#### Brief
It is required that all of the data be written out exactly.

#### Entries taken from a collection
+ + + + +

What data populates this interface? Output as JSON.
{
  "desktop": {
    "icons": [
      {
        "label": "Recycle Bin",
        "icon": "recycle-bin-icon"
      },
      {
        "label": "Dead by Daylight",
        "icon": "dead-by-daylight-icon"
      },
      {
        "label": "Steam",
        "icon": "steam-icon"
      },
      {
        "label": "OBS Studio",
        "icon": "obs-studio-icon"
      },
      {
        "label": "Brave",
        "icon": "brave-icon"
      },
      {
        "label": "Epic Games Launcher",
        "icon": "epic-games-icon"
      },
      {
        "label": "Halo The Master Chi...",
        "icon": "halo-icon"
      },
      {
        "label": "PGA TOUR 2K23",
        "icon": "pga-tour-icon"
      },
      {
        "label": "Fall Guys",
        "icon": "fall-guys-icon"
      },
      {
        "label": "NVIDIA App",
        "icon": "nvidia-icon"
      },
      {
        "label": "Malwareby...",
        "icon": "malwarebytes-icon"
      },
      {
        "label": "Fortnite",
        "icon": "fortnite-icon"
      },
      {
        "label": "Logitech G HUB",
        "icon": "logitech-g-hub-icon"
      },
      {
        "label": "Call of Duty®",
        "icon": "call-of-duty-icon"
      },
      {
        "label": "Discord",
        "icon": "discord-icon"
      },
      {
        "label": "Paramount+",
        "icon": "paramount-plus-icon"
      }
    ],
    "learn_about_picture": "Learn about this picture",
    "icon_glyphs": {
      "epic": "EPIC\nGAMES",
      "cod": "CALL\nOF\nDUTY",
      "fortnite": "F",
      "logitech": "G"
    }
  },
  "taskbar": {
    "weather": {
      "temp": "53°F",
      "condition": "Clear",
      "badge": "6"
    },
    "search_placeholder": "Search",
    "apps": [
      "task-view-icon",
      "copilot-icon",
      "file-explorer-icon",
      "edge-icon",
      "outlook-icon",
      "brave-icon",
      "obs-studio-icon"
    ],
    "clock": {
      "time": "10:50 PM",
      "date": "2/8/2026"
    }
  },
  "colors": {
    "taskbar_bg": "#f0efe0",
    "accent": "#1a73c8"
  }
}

+ + + + +

#### Completed task
What data populates this interface? Output as JSON.
{
  "desktop": {
    "icons": [
      {
        "label": "Recycle Bin",
        "icon": "recycle-bin-icon"
      },
      {
        "label": "Dead by Daylight",
        "icon": "dead-by-daylight-icon"
      },
      {
        "label": "Steam",
        "icon": "steam-icon"
      },
      {
        "label": "OBS Studio",
        "icon": "obs-studio-icon"
      },
      {
        "label": "Brave",
        "icon": "brave-icon"
      },
      {
        "label": "Epic Games Launcher",
        "icon": "epic-games-icon"
      },
      {
        "label": "Halo The Master Chi...",
        "icon": "halo-icon"
      },
      {
        "label": "PGA TOUR 2K23",
        "icon": "pga-tour-icon"
      },
      {
        "label": "Fall Guys",
        "icon": "fall-guys-icon"
      },
      {
        "label": "NVIDIA App",
        "icon": "nvidia-icon"
      },
      {
        "label": "Malwareby...",
        "icon": "malwarebytes-icon"
      },
      {
        "label": "Fortnite",
        "icon": "fortnite-icon"
      },
      {
        "label": "Logitech G HUB",
        "icon": "logitech-g-hub-icon"
      },
      {
        "label": "Call of Duty®",
        "icon": "call-of-duty-icon"
      },
      {
        "label": "Discord",
        "icon": "discord-icon"
      },
      {
        "label": "Paramount+",
        "icon": "paramount-plus-icon"
      }
    ],
    "learn_about_picture": "Learn about this picture",
    "icon_glyphs": {
      "epic": "EPIC\nGAMES",
      "cod": "CALL\nOF\nDUTY",
      "fortnite": "F",
      "logitech": "G"
    }
  },
  "taskbar": {
    "weather": {
      "temp": "53°F",
      "condition": "Clear",
      "badge": "6"
    },
    "search_placeholder": "Search",
    "apps": [
      "task-view-icon",
      "copilot-icon",
      "file-explorer-icon",
      "edge-icon",
      "outlook-icon",
      "brave-icon",
      "obs-studio-icon"
    ],
    "clock": {
      "time": "10:50 PM",
      "date": "2/8/2026"
    }
  },
  "colors": {
    "taskbar_bg": "#f0efe0",
    "accent": "#1a73c8"
  }
}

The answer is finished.